> Exercise aim
What lines of the data hold the string "many"? Pull each one out.

> Stored records
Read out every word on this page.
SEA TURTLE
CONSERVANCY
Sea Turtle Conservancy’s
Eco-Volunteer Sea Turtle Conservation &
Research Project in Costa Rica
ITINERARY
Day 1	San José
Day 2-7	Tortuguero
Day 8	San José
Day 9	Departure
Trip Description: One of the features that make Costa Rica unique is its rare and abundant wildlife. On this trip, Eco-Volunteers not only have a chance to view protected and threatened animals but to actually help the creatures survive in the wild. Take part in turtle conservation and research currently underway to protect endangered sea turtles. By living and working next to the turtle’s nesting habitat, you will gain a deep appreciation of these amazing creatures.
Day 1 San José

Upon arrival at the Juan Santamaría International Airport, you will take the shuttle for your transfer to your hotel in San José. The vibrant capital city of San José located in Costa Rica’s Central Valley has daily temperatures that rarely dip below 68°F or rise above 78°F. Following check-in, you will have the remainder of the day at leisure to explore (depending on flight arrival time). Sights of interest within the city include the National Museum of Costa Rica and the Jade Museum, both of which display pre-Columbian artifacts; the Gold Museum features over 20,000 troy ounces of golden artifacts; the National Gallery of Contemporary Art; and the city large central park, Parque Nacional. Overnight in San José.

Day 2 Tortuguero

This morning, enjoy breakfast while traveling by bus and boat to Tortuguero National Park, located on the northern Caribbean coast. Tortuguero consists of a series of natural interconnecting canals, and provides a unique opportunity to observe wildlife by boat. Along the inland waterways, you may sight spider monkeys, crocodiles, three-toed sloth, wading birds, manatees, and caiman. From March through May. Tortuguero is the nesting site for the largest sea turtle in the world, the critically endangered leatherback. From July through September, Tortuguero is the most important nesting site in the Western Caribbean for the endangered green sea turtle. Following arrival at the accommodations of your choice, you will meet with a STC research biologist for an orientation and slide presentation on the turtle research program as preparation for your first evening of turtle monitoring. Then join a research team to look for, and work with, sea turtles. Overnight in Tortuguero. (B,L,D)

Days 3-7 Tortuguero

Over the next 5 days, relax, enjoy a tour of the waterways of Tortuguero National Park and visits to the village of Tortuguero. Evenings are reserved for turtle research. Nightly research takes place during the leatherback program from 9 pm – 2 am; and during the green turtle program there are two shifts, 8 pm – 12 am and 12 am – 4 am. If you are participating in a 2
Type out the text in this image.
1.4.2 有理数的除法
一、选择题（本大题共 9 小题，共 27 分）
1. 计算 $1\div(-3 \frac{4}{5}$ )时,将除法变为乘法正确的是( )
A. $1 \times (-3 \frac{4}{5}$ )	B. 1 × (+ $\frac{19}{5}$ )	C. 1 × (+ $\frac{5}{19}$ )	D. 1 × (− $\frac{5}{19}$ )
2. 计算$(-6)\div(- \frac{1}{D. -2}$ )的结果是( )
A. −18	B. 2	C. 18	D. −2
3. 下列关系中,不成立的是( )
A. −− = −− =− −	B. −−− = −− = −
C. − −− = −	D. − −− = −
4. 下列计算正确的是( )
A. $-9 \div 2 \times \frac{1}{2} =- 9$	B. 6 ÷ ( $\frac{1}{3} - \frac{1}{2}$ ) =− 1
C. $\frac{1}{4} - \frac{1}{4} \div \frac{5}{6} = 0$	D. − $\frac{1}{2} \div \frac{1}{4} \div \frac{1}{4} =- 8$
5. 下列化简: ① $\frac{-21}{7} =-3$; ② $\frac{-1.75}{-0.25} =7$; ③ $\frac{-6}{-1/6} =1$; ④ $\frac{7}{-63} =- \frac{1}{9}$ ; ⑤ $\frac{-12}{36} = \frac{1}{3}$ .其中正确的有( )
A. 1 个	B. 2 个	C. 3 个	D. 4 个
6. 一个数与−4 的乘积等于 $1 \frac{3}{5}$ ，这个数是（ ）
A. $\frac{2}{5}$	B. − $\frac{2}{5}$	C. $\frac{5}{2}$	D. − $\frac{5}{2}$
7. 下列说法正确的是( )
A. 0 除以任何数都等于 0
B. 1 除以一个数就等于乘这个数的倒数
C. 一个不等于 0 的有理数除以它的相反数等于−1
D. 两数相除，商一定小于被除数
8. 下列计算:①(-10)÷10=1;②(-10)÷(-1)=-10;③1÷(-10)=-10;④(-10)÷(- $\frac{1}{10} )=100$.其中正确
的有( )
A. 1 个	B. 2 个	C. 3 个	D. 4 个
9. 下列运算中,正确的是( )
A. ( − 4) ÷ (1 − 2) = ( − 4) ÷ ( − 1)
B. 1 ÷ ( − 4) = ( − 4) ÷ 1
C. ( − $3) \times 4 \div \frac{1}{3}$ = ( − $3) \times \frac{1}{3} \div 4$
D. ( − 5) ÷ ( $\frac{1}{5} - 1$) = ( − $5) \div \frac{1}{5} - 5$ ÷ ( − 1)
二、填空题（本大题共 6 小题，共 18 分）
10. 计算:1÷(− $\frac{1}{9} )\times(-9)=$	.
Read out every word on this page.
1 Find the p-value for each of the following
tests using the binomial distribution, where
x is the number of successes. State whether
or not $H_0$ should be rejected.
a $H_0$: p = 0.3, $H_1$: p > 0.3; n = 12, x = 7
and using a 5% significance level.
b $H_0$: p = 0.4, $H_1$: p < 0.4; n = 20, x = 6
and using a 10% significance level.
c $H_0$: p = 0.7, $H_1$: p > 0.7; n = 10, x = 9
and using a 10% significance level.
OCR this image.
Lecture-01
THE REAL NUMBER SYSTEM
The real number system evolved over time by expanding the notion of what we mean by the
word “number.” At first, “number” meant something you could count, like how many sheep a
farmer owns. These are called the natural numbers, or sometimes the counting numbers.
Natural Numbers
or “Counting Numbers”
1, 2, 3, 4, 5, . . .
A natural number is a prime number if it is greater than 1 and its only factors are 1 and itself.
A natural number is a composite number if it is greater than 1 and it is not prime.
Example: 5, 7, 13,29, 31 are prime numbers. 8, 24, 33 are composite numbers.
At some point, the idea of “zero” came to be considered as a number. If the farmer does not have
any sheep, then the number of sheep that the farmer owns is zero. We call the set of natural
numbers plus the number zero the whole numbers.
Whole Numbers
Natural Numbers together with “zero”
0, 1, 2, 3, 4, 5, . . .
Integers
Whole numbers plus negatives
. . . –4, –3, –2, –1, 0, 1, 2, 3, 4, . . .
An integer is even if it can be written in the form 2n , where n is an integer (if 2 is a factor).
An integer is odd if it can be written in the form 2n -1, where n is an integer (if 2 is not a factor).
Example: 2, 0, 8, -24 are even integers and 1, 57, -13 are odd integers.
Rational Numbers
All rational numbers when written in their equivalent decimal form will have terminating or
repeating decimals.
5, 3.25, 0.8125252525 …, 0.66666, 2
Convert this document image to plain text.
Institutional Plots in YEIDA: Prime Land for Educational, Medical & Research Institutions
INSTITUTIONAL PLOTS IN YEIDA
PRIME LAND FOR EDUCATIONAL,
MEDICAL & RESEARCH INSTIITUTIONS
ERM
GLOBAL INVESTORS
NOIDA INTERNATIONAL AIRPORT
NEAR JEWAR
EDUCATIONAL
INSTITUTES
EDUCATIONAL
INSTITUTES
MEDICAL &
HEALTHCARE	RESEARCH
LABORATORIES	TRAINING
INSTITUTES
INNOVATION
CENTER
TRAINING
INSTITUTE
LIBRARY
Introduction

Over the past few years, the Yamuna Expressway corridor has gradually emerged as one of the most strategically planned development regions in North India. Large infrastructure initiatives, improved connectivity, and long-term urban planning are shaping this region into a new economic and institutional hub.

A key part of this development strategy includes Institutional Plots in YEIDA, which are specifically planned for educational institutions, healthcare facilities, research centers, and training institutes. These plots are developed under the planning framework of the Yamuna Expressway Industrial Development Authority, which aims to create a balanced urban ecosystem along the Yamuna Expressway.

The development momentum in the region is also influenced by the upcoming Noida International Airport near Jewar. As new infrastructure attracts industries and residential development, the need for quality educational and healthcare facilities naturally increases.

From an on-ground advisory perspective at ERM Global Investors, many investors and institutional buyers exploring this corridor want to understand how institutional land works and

> Reply to the exercise
word “number.” At first, “number” meant something you could count, like how many sheep a
From an on-ground advisory perspective at ERM Global Investors, many investors and institutional buyers exploring this corridor want to understand how institutional land works and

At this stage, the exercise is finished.